[Information provided start]
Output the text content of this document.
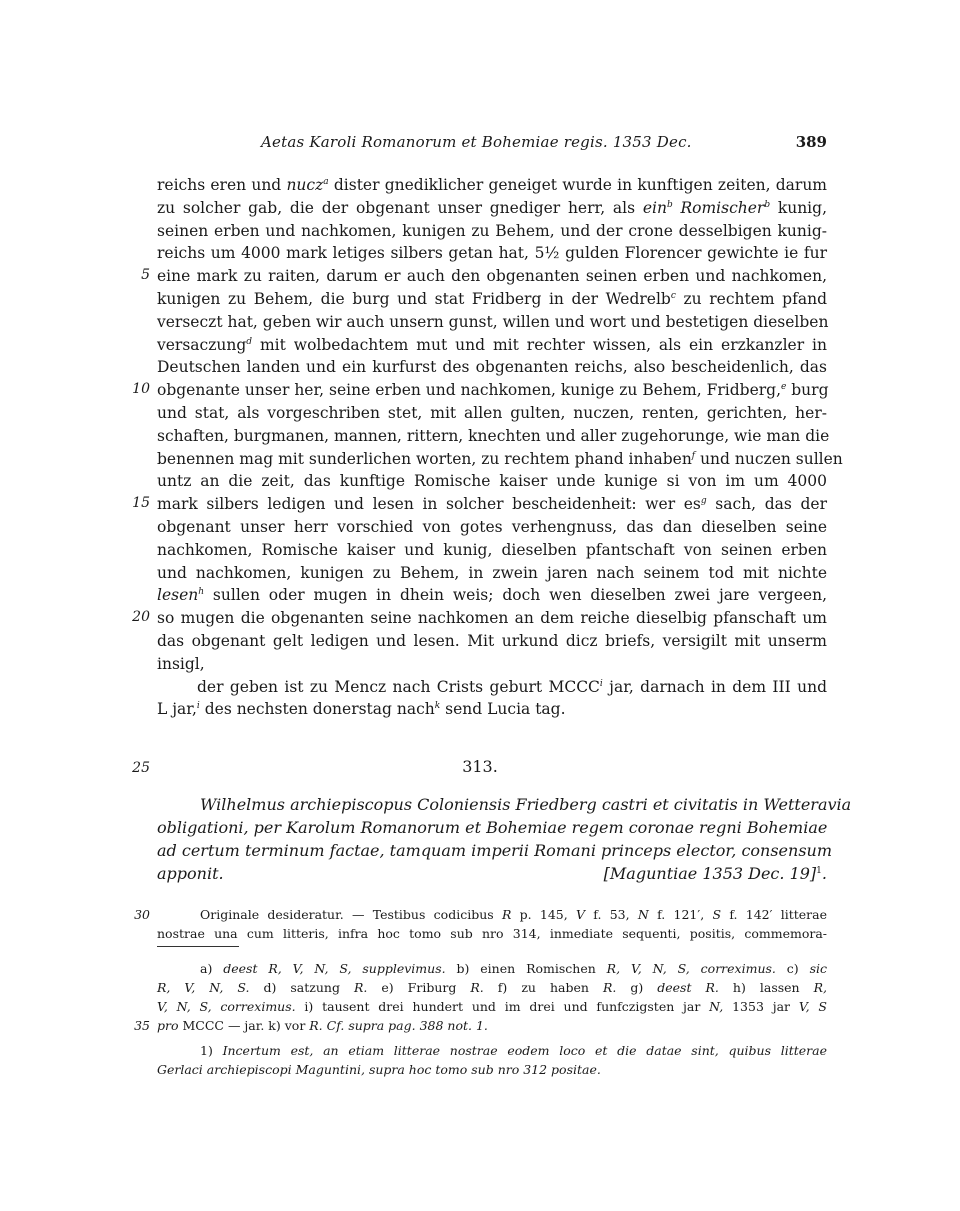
Aetas Karoli Romanorum et Bohemiae regis. 1353 Dec.	389
reichs eren und nucz$^a$ dister gnediklicher geneiget wurde in kunftigen zeiten, darum
zu solcher gab, die der obgenant unser gnediger herr, als ein$^b$ Romischer$^b$ kunig,
seinen erben und nachkomen, kunigen zu Behem, und der crone desselbigen kunig-
reichs um 4000 mark letiges silbers getan hat, 5½ gulden Florencer gewichte ie fur
eine mark zu raiten, darum er auch den obgenanten seinen erben und nachkomen,
kunigen zu Behem, die burg und stat Fridberg in der Wedrelb$^c$ zu rechtem pfand
verseczt hat, geben wir auch unsern gunst, willen und wort und bestetigen dieselben
versaczung$^d$ mit wolbedachtem mut und mit rechter wissen, als ein erzkanzler in
Deutschen landen und ein kurfurst des obgenanten reichs, also bescheidenlich, das
obgenante unser her, seine erben und nachkomen, kunige zu Behem, Fridberg,$^e$ burg
und stat, als vorgeschriben stet, mit allen gulten, nuczen, renten, gerichten, her-
schaften, burgmanen, mannen, rittern, knechten und aller zugehorunge, wie man die
benennen mag mit sunderlichen worten, zu rechtem phand inhaben$^f$ und nuczen sullen
untz an die zeit, das kunftige Romische kaiser unde kunige si von im um 4000
mark silbers ledigen und lesen in solcher bescheidenheit: wer $es^g$ sach, das der
obgenant unser herr vorschied von gotes verhengnuss, das dan dieselben seine
nachkomen, Romische kaiser und kunig, dieselben pfantschaft von seinen erben
und nachkomen, kunigen zu Behem, in zwein jaren nach seinem tod mit nichte
lesen$^h$ sullen oder mugen in dhein weis; doch wen dieselben zwei jare vergeen,
so mugen die obgenanten seine nachkomen an dem reiche dieselbig pfanschaft um
das obgenant gelt ledigen und lesen. Mit urkund dicz briefs, versigilt mit unserm
insigl,
der geben ist zu Mencz nach Crists geburt MCCC$^i$ jar, darnach in dem III und
L jar,$^i$ des nechsten donerstag nach$^k$ send Lucia tag.
5
10
15
20
25	313.
Wilhelmus archiepiscopus Coloniensis Friedberg castri et civitatis in Wetteravia
obligationi, per Karolum Romanorum et Bohemiae regem coronae regni Bohemiae
ad certum terminum factae, tamquam imperii Romani princeps elector, consensum
apponit.	[Maguntiae 1353 Dec. 19]$^1$.
30	Originale desideratur. — Testibus codicibus R p. 145, V f. 53, N f. 121′, S f. 142′ litterae
nostrae una cum litteris, infra hoc tomo sub nro 314, inmediate sequenti, positis, commemora-
35
a) deest R, V, N, S, supplevimus. b) einen Romischen R, V, N, S, correximus. c) sic
R, V, N, S. d) satzung R. e) Friburg R. f) zu haben R. g) deest R. h) lassen R,
V, N, S, correximus. i) tausent drei hundert und im drei und funfczigsten jar N, 1353 jar V, S
pro MCCC — jar. k) vor R. Cf. supra pag. 388 not. 1.
1) Incertum est, an etiam litterae nostrae eodem loco et die datae sint, quibus litterae
Gerlaci archiepiscopi Maguntini, supra hoc tomo sub nro 312 positae.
[Information provided end]
• _Stated goal_: Set down the records in full and exactly. Do not carry over any image.

• _Solution for this task_:
Output the text content of this document.
Aetas Karoli Romanorum et Bohemiae regis. 1353 Dec.	389
reichs eren und nucz$^a$ dister gnediklicher geneiget wurde in kunftigen zeiten, darum
zu solcher gab, die der obgenant unser gnediger herr, als ein$^b$ Romischer$^b$ kunig,
seinen erben und nachkomen, kunigen zu Behem, und der crone desselbigen kunig-
reichs um 4000 mark letiges silbers getan hat, 5½ gulden Florencer gewichte ie fur
eine mark zu raiten, darum er auch den obgenanten seinen erben und nachkomen,
kunigen zu Behem, die burg und stat Fridberg in der Wedrelb$^c$ zu rechtem pfand
verseczt hat, geben wir auch unsern gunst, willen und wort und bestetigen dieselben
versaczung$^d$ mit wolbedachtem mut und mit rechter wissen, als ein erzkanzler in
Deutschen landen und ein kurfurst des obgenanten reichs, also bescheidenlich, das
obgenante unser her, seine erben und nachkomen, kunige zu Behem, Fridberg,$^e$ burg
und stat, als vorgeschriben stet, mit allen gulten, nuczen, renten, gerichten, her-
schaften, burgmanen, mannen, rittern, knechten und aller zugehorunge, wie man die
benennen mag mit sunderlichen worten, zu rechtem phand inhaben$^f$ und nuczen sullen
untz an die zeit, das kunftige Romische kaiser unde kunige si von im um 4000
mark silbers ledigen und lesen in solcher bescheidenheit: wer $es^g$ sach, das der
obgenant unser herr vorschied von gotes verhengnuss, das dan dieselben seine
nachkomen, Romische kaiser und kunig, dieselben pfantschaft von seinen erben
und nachkomen, kunigen zu Behem, in zwein jaren nach seinem tod mit nichte
lesen$^h$ sullen oder mugen in dhein weis; doch wen dieselben zwei jare vergeen,
so mugen die obgenanten seine nachkomen an dem reiche dieselbig pfanschaft um
das obgenant gelt ledigen und lesen. Mit urkund dicz briefs, versigilt mit unserm
insigl,
der geben ist zu Mencz nach Crists geburt MCCC$^i$ jar, darnach in dem III und
L jar,$^i$ des nechsten donerstag nach$^k$ send Lucia tag.
5
10
15
20
25	313.
Wilhelmus archiepiscopus Coloniensis Friedberg castri et civitatis in Wetteravia
obligationi, per Karolum Romanorum et Bohemiae regem coronae regni Bohemiae
ad certum terminum factae, tamquam imperii Romani princeps elector, consensum
apponit.	[Maguntiae 1353 Dec. 19]$^1$.
30	Originale desideratur. — Testibus codicibus R p. 145, V f. 53, N f. 121′, S f. 142′ litterae
nostrae una cum litteris, infra hoc tomo sub nro 314, inmediate sequenti, positis, commemora-
35
a) deest R, V, N, S, supplevimus. b) einen Romischen R, V, N, S, correximus. c) sic
R, V, N, S. d) satzung R. e) Friburg R. f) zu haben R. g) deest R. h) lassen R,
V, N, S, correximus. i) tausent drei hundert und im drei und funfczigsten jar N, 1353 jar V, S
pro MCCC — jar. k) vor R. Cf. supra pag. 388 not. 1.
1) Incertum est, an etiam litterae nostrae eodem loco et die datae sint, quibus litterae
Gerlaci archiepiscopi Maguntini, supra hoc tomo sub nro 312 positae.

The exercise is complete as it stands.